═════ Extracted text ═════

I keep up my hiking activities throughout the year, snowshoeing in the winter, and hiking the rest of the 3 seasons. But, for those that prefer to hunker down for the winter months, the return of spring can bring about a return to exercise.You may be a little out of practice, so start out slow, and ease into serious hiking again.  Yes, the weather is cool, but remember to hydrate and hydrate often. You'll be working a little harder if you took it easy during the winter.  Keep this in mind for your first few hikes.  Easy does it, and don't overdue it.  Take your time, and make your first few outings shorter to give you time to acclimatize to strenuous effort.  Stretch once you are warmed up a little, or at the end of your hike.  Your joints, ligaments and tendons will be all the more limber the next time you're out.


As the snow thaws, trails get wet, and what is a perfectly passable trail in the summer, can be a muddy, mucky mess.  Nows the time for waterproof, higher ankled boots, with large traction lugs.  Gaiters are pretty handy as well. Do your part for the environment, stay on the trail, even it if's muddy.  If everyone side-stepped the muddy trail in the spring, many trails would be miles wide and look like one big mud bog the next year.  As all good hikers do, minimize your impact on the land and leave as little trace of your presence as possible.

Also, your dog will likely be muddy and wet after a good spring hike.  I use a car seat cover to keep my vehicle's back seats dry and clean. And, of course, you'll want to bath your dog when you get home, even if it's just a paw wash with the hose before they get in the house.

Ice and Snow

What may begin as a dry trail at the bottom, can turn to a muddy trail and then a snowy or icy trail in valley bottoms or higher up.  Here's where traction aids like trekking poles or ice cleats shine through.  They help you get your grip in slippery conditions.  Ice cleats or crampons are ideal when you're trying to keep from slipping and sliding on the trail.


Winter storms and those of early spring tend to wreak havoc in our forested areas.  Soft, wet soil, combined with the stronger winds can lead to blown down trees.  Trail maintenance has not usually been performed during the winter months, and it can take a while for crews and volunteers to get out there. You will likely encounter more debris or obstacles across the trail. Again, try to stay on the trail as much as possible to minimize impact to the ecosystem.

Loose Rocks

The freeze/thaw cycle causes rocks with cracks in them to become a dangerous problem.  The freezing and thawing works those rocks loose and they may begin to fall, sometimes causing landslides and covering trails. Even larger boulders can work loose, especially as the soil is more wet and a lot softer in the spring.  Watch out!  Be aware of what you grab and where you put your feet.  If there's a trails below you, shout out if you disrupt some rock or soil so that others can be prepared.

═════ Material shown ═════

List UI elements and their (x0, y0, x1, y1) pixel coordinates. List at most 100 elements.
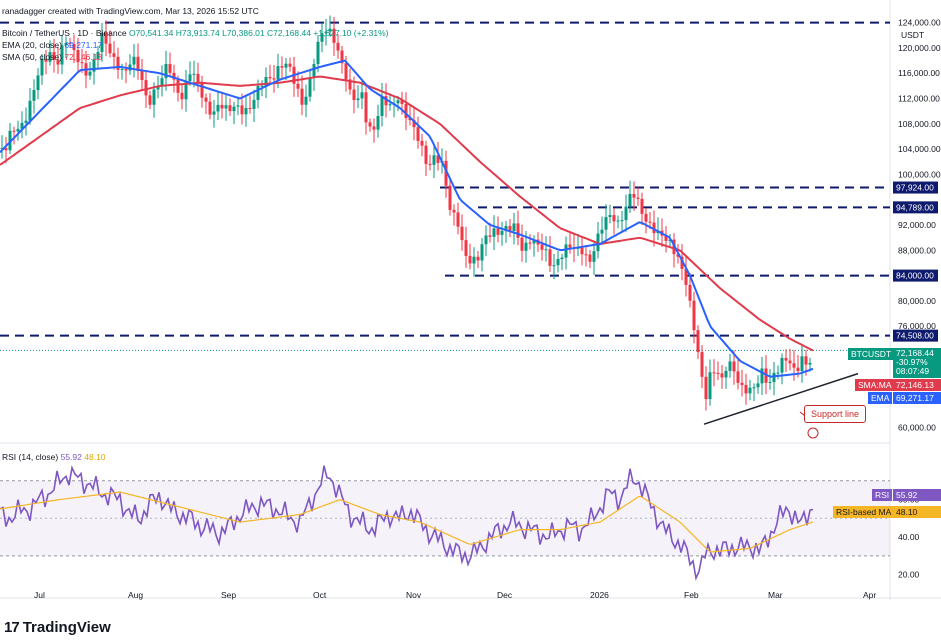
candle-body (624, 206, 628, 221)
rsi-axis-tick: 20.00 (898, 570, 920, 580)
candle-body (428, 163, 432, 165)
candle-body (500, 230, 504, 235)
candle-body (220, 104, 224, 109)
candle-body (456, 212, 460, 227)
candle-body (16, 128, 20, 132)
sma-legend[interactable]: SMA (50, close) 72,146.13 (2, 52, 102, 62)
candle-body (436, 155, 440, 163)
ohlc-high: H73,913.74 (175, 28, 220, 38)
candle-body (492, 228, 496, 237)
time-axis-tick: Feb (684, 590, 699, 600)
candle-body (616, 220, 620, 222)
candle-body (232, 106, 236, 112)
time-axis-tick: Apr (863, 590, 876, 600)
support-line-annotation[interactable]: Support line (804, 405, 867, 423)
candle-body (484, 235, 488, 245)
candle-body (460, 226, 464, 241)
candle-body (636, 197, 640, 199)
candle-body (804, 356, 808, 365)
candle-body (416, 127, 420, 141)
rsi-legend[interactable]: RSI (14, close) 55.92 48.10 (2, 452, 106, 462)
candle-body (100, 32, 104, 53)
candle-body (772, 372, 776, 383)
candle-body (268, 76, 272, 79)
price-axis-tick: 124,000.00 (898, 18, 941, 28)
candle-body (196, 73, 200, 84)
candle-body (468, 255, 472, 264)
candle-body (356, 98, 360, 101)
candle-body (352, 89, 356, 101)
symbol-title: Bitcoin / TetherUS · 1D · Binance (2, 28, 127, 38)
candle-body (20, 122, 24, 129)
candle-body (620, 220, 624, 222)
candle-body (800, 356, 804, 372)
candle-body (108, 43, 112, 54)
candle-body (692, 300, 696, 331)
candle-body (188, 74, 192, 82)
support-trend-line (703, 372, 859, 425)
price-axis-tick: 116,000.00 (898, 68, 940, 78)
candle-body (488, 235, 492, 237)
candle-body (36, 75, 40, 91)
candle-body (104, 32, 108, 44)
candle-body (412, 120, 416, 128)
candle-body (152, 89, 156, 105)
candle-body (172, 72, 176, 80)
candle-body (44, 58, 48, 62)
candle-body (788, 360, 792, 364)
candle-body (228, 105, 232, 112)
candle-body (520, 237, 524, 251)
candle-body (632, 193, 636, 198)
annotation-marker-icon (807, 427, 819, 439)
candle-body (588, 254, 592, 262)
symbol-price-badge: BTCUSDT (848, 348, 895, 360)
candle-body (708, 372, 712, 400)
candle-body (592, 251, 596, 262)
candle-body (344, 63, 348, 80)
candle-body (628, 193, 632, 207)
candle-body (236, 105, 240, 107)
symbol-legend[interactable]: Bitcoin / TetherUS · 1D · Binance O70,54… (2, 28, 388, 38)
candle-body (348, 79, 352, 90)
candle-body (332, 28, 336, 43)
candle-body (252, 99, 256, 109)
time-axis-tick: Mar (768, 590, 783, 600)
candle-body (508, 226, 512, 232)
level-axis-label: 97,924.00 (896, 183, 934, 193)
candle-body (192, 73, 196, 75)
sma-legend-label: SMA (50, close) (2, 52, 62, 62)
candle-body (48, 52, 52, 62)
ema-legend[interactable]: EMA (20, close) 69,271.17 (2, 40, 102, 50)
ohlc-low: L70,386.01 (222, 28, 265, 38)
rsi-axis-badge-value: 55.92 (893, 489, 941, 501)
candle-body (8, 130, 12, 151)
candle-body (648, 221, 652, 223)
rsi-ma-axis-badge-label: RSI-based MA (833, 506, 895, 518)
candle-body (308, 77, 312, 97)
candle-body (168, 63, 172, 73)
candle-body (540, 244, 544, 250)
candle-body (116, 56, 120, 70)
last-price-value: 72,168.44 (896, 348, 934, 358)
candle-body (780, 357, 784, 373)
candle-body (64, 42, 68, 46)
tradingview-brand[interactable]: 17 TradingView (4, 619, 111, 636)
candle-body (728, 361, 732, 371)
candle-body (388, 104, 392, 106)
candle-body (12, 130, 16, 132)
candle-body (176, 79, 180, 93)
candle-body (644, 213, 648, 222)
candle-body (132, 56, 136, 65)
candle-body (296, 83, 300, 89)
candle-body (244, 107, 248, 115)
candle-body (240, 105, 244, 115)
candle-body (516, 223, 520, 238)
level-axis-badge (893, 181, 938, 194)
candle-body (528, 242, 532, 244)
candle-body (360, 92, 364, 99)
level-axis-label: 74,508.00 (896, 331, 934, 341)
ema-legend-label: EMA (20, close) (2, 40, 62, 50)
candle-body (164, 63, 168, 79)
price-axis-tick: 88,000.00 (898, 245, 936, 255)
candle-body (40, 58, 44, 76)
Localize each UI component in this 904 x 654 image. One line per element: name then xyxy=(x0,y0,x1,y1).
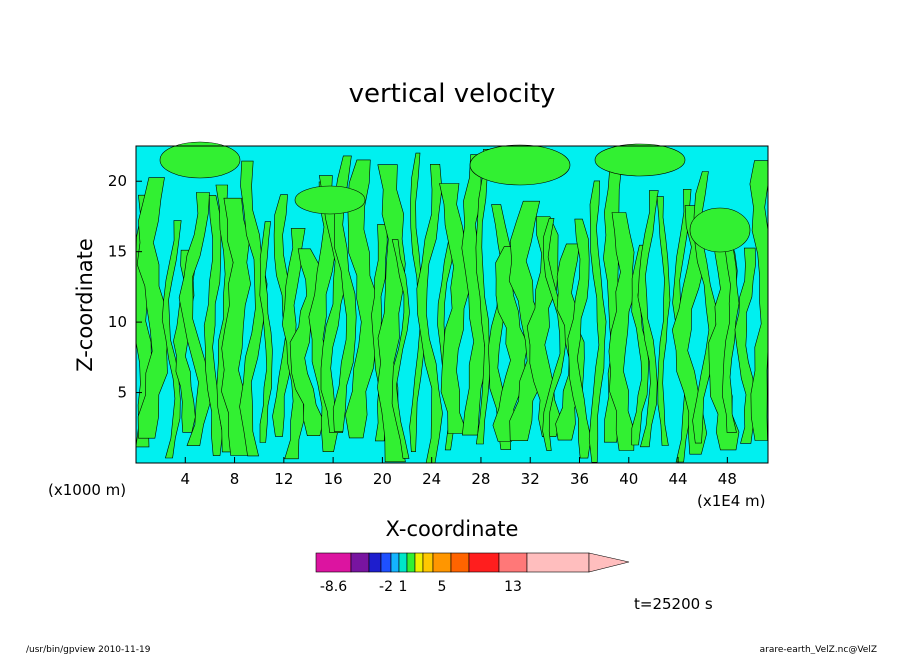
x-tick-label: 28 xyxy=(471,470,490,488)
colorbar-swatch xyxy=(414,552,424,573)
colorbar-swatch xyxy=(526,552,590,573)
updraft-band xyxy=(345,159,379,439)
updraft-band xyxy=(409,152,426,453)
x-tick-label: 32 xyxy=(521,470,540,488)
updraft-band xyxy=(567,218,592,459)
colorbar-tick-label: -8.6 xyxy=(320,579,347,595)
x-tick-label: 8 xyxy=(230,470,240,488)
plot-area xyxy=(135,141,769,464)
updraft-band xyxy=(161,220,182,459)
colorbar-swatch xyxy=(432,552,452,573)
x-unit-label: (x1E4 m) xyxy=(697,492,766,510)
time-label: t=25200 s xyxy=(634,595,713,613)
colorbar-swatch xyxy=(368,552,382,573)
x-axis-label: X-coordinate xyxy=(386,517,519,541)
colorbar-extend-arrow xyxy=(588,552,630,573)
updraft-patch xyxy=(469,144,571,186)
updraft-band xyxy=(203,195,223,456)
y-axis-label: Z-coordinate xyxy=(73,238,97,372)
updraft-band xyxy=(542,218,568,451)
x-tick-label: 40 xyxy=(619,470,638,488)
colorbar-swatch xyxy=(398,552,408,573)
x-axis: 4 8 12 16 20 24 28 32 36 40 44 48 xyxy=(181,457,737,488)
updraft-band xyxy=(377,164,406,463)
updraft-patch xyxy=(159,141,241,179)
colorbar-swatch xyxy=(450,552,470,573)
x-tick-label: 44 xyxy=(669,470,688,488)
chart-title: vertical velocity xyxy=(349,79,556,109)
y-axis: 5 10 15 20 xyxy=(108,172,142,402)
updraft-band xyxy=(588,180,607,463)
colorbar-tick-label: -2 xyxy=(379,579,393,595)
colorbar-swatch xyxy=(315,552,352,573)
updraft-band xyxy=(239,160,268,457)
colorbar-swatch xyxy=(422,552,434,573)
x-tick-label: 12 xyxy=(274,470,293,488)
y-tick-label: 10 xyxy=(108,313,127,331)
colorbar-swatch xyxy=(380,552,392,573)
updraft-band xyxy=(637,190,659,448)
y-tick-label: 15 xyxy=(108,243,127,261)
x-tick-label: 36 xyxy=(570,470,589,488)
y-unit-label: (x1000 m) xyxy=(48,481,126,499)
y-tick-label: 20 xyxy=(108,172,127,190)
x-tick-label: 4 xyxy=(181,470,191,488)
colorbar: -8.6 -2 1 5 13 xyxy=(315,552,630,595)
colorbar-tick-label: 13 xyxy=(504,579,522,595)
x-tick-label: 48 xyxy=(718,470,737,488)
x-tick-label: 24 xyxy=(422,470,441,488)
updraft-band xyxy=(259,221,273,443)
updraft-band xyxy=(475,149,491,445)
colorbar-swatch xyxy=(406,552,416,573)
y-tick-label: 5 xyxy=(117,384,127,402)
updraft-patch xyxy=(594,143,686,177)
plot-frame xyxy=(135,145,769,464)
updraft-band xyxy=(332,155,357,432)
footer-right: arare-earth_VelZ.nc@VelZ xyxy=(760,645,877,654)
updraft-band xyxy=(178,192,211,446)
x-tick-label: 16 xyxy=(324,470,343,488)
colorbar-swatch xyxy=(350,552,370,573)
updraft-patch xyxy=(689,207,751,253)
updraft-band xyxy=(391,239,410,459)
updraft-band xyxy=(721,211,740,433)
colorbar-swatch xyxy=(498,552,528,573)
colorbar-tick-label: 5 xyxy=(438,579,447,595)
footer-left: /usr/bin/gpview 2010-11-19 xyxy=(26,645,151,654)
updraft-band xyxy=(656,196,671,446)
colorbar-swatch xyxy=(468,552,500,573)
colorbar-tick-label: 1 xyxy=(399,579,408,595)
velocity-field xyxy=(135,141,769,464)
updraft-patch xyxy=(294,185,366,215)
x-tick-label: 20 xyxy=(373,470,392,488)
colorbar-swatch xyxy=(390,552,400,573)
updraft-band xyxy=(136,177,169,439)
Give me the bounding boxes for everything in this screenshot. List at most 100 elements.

═════
═════ Material shown ═════

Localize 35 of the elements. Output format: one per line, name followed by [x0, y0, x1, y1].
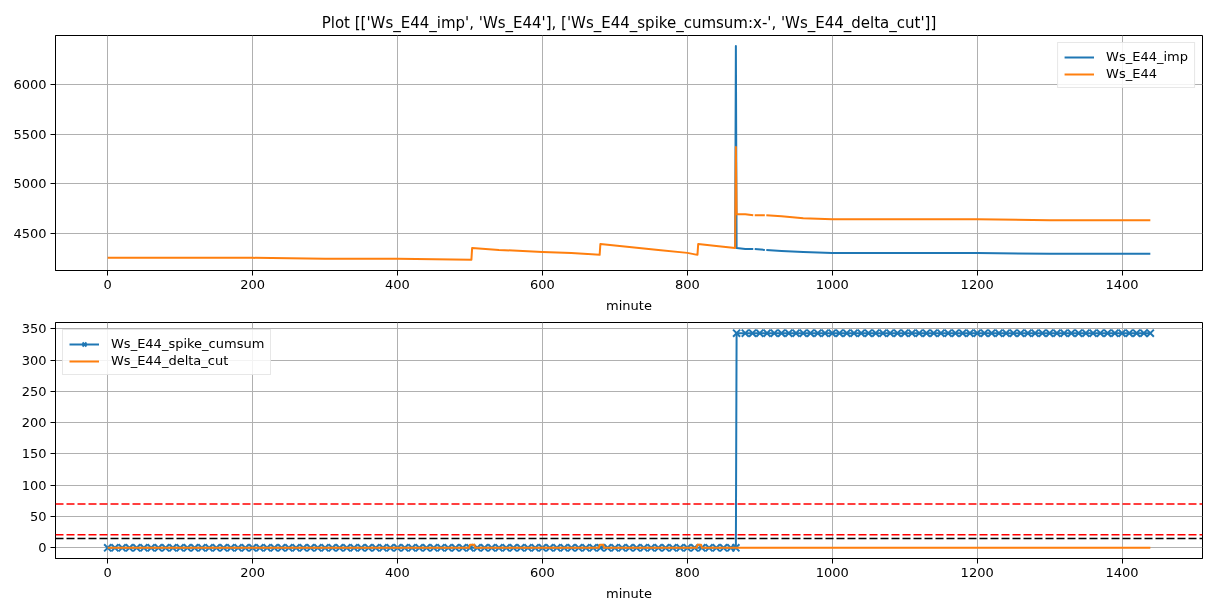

═════

## Stated task A
In the spring hiking text, what does the writer use to keep the vehicle's back seats dry and clean?
## Stated task B
Carry the spring hiking text forward from its last sentence.
The entries come from a separate source unrelated to the spring hiking text.

## Answer A
A car seat cover.

## Answer B
Streams and creeks are always more full in the spring.  Snow melt and frequent rains often swell them to their largest proportions.  Be prepared for stream crossings with good boots, poles and gaitors.  Be wary of sudden water surges.  Small streams can become large creeks in mere minutes if it's raining hard up top or as the afternoon progresses and warms up substancially.  Keep an eye on weather conditions.  Realize that what was a passable trickle on the way up could be a raging torrent on the way down. Water can also completely wash out trails and even roads.  Be prepared in case you have to stay put until help arrives.

Unpredictable Weather

Spring is one of those times of year when the weather can change drastically and at a moment's notice.  Keep up to date with weather reports.  Dress in layers and prepare for all extremese of weather, hot and dry to cold and wet.  Spring can host all of the weather conditions we might encounter during the year in a single day.  Don't take chances, be prepared and postpone your trip if the conditions look unfavourable.


The early months of the year are a time of drastic weather changes affecting existing snow accumulations.  It can be a dangerous time for avalanches. Snowpack information becomes more scarce and it is difficult to accurately predict the risk of avalanche in many areas.  If you are hiking the backcountry, be vigilant and observe conditions around you that may result in an avalanche scenario.  Learn about avalanche safety. If you are at risk, hike in groups, were transponders and avalanche packs and carry recovery gear.  Know before you go... in Canada, you can now use the Mountain Information Network for crowdsources avalanche information and condition observations at https://www.avalanche.ca/mountain-information-network. In the US, refer to http://www.fsavalanche.org/ for up to date information.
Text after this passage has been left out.